> [TASK OBJECTIVE] Lines holding the string "geomagnetic" are the ones to copy; find them all in the data.

Stored data:
[START]
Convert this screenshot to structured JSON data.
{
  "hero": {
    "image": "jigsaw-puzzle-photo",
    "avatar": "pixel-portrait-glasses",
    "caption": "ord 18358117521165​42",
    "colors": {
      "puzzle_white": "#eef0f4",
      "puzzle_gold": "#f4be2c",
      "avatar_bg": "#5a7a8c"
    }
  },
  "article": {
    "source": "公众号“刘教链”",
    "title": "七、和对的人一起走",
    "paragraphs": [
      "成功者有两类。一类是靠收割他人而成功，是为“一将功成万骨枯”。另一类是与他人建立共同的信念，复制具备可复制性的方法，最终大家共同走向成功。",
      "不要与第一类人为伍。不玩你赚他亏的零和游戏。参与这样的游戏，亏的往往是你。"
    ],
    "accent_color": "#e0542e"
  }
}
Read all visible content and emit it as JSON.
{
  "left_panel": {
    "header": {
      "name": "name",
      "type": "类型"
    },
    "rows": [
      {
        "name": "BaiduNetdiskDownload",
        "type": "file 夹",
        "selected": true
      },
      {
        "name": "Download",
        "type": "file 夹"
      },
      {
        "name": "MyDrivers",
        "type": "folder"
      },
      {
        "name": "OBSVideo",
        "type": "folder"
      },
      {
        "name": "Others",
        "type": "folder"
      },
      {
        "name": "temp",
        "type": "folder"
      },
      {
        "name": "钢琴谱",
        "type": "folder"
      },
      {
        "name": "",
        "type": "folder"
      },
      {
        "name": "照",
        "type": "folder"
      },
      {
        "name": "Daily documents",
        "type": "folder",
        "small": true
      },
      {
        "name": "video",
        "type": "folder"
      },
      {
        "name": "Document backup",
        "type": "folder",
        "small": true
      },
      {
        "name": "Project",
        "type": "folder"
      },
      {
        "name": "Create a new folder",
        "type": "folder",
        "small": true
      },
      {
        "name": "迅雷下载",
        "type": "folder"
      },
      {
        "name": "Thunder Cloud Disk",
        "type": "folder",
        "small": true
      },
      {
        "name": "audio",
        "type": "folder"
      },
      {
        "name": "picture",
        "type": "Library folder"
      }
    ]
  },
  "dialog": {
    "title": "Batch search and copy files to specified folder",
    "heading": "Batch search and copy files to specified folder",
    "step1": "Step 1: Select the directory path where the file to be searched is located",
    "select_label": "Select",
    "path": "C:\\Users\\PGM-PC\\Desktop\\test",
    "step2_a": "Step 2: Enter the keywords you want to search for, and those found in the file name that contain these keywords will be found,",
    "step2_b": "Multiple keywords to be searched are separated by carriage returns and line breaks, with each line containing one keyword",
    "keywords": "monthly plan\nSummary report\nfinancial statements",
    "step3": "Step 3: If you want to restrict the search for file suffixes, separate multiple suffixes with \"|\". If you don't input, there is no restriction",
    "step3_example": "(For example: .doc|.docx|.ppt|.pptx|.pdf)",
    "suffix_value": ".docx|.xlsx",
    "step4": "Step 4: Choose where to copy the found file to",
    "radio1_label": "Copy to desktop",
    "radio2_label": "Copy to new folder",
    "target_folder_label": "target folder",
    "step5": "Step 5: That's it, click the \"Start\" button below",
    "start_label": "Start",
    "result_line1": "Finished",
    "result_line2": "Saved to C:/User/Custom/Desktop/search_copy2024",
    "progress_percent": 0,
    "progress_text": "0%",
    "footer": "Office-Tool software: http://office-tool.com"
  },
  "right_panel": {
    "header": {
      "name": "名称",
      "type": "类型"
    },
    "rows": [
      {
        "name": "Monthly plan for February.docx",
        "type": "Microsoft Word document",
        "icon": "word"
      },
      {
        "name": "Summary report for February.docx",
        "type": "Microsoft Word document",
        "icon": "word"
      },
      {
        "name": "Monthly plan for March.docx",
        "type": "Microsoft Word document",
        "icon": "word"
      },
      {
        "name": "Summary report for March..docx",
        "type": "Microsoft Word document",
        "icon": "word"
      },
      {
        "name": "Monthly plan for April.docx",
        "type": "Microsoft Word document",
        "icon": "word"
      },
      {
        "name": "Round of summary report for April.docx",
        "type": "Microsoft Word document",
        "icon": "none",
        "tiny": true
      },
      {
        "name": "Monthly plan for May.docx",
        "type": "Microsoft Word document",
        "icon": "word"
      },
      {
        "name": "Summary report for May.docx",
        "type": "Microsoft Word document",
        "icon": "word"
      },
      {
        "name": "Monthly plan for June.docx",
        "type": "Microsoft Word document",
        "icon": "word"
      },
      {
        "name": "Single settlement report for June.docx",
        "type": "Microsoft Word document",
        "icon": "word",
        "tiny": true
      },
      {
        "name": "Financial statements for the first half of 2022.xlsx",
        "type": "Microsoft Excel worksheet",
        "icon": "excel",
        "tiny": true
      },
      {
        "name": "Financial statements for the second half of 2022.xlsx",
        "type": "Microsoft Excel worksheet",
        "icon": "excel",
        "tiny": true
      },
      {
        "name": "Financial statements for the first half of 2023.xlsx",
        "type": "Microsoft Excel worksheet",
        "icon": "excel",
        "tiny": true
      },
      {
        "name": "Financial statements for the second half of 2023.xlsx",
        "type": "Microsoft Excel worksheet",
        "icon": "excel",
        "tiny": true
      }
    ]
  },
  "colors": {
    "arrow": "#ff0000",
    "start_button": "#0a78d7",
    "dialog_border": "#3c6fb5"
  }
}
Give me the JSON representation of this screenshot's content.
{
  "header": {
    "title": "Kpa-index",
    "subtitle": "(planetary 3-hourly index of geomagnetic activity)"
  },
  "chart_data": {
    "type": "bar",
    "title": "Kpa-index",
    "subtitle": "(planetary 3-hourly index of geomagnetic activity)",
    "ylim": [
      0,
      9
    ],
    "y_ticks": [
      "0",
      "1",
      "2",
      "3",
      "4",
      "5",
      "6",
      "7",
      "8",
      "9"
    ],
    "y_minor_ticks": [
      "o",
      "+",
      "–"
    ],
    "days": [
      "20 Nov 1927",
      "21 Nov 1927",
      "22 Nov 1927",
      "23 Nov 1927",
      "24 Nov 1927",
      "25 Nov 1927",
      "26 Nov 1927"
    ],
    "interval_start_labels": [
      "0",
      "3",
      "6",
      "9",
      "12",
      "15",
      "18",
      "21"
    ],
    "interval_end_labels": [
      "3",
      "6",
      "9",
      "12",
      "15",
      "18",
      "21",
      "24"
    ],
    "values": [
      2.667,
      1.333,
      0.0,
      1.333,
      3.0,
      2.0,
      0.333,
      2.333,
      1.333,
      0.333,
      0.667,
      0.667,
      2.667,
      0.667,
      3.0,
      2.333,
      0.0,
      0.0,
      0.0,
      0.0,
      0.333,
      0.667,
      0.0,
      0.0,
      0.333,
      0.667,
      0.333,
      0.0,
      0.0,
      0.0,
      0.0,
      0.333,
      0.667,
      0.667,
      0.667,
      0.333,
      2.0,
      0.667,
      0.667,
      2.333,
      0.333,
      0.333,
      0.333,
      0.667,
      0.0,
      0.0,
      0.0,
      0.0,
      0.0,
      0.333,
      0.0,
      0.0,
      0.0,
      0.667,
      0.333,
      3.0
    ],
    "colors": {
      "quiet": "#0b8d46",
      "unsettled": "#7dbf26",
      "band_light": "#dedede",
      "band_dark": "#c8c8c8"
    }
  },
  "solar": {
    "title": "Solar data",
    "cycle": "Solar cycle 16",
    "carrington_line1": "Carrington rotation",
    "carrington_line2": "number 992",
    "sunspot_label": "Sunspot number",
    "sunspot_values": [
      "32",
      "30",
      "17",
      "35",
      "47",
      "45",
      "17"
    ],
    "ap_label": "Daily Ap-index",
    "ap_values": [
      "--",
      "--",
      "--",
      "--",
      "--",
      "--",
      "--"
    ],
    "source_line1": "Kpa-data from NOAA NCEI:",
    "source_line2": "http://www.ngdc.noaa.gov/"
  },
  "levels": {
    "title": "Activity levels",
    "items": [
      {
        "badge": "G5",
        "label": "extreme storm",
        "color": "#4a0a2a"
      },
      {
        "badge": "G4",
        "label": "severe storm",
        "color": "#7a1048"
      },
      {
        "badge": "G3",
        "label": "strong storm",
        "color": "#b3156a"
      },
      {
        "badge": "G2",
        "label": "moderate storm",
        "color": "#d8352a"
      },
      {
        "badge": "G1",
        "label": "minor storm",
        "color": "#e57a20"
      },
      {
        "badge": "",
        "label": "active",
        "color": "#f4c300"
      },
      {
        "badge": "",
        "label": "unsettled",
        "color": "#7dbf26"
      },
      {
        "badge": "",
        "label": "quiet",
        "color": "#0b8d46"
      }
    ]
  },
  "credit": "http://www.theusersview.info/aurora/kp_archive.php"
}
[END]
> [RESPONSE FOR THIS EXERCISE]
    "subtitle": "(planetary 3-hourly index of geomagnetic activity)"
    "subtitle": "(planetary 3-hourly index of geomagnetic activity)",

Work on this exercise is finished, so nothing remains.